┌─ DATASET RECORDS

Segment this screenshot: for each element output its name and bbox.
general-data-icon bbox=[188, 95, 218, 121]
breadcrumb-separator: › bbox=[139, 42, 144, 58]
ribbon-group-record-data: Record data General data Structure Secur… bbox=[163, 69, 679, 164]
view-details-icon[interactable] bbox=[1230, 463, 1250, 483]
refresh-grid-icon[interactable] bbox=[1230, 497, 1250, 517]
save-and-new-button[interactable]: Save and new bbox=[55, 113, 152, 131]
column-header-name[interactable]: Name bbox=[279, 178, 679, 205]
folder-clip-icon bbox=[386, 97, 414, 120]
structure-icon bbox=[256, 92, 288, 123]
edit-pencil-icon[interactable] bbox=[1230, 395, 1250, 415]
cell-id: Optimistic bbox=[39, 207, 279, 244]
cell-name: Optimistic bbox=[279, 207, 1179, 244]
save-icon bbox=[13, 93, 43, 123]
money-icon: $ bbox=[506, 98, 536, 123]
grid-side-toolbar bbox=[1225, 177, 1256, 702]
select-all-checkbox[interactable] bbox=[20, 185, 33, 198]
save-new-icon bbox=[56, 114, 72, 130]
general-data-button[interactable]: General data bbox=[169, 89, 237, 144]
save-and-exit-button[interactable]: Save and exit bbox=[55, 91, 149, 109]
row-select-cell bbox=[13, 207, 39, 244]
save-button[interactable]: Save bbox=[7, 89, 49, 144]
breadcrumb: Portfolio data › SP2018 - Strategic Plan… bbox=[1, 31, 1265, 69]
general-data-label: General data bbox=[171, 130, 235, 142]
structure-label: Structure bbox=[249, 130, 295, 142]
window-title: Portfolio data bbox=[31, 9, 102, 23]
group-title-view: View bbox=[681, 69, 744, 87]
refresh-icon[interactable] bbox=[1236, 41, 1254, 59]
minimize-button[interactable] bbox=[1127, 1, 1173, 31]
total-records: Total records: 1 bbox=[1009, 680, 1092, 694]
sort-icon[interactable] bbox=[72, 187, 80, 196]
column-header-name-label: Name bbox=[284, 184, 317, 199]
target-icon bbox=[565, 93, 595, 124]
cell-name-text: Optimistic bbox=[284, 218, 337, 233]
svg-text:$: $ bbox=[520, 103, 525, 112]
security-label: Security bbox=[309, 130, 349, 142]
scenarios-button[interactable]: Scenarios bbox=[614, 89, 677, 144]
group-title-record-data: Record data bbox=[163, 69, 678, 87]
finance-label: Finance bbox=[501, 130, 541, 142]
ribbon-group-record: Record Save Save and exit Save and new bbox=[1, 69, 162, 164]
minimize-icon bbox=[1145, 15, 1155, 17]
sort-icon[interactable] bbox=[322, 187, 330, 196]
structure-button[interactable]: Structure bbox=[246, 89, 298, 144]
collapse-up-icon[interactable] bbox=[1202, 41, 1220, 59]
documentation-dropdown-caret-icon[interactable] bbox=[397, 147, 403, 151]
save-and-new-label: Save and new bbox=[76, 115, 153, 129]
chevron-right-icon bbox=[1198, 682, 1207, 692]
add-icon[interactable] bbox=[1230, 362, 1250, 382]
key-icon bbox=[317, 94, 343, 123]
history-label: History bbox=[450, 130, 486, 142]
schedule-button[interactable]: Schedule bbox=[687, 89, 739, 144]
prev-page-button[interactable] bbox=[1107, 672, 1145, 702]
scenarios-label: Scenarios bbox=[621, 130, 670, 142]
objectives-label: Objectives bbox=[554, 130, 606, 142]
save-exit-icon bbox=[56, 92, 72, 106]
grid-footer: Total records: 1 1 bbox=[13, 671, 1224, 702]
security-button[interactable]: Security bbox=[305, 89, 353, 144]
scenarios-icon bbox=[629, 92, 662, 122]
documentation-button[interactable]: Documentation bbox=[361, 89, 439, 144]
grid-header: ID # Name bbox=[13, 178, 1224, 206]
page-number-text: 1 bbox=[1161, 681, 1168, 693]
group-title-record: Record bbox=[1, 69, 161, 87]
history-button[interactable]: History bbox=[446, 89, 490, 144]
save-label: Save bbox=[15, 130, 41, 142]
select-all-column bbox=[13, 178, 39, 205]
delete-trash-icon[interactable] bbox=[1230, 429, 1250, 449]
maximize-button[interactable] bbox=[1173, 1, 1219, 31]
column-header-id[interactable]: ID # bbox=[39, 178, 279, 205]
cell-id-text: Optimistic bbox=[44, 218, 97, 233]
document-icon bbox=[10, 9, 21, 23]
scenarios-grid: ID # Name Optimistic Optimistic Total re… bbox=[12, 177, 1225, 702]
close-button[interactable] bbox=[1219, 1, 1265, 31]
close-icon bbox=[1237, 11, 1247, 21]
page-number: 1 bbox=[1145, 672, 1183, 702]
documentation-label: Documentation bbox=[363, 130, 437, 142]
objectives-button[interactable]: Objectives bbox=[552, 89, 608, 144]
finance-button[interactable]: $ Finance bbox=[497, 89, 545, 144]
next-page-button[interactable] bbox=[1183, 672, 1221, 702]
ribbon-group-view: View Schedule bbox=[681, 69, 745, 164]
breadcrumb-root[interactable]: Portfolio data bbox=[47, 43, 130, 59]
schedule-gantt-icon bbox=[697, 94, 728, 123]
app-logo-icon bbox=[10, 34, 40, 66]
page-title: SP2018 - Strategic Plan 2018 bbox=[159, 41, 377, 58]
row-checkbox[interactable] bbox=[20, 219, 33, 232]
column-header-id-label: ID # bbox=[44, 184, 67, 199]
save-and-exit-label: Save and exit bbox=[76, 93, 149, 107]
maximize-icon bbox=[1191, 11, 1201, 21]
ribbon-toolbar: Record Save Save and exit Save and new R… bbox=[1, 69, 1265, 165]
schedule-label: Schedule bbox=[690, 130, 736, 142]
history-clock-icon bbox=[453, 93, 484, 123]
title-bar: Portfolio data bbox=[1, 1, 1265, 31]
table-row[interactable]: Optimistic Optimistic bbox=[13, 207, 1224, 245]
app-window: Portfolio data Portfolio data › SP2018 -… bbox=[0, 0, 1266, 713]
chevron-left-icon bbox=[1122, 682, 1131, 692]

└─

▶ [AIM] Convert the stretch of the listing from its first line through the line containing "save-new-icon bbox=[56, 114, 72, 130]" into a Markdown table. Use two columns: No., holding the row number, and Entry, holding the line itself. Leave out any blank lines.

▶ [FINISHED EXERCISE]
| No. | Entry |
|---|---|
| 1 | Segment this screenshot: for each element output its name and bbox. |
| 2 | general-data-icon bbox=[188, 95, 218, 121] |
| 3 | breadcrumb-separator: › bbox=[139, 42, 144, 58] |
| 4 | ribbon-group-record-data: Record data General data Structure Secur… bbox=[163, 69, 679, 164] |
| 5 | view-details-icon[interactable] bbox=[1230, 463, 1250, 483] |
| 6 | refresh-grid-icon[interactable] bbox=[1230, 497, 1250, 517] |
| 7 | save-and-new-button[interactable]: Save and new bbox=[55, 113, 152, 131] |
| 8 | column-header-name[interactable]: Name bbox=[279, 178, 679, 205] |
| 9 | folder-clip-icon bbox=[386, 97, 414, 120] |
| 10 | structure-icon bbox=[256, 92, 288, 123] |
| 11 | edit-pencil-icon[interactable] bbox=[1230, 395, 1250, 415] |
| 12 | cell-id: Optimistic bbox=[39, 207, 279, 244] |
| 13 | cell-name: Optimistic bbox=[279, 207, 1179, 244] |
| 14 | save-icon bbox=[13, 93, 43, 123] |
| 15 | money-icon: $ bbox=[506, 98, 536, 123] |
| 16 | grid-side-toolbar bbox=[1225, 177, 1256, 702] |
| 17 | select-all-checkbox[interactable] bbox=[20, 185, 33, 198] |
| 18 | save-new-icon bbox=[56, 114, 72, 130] |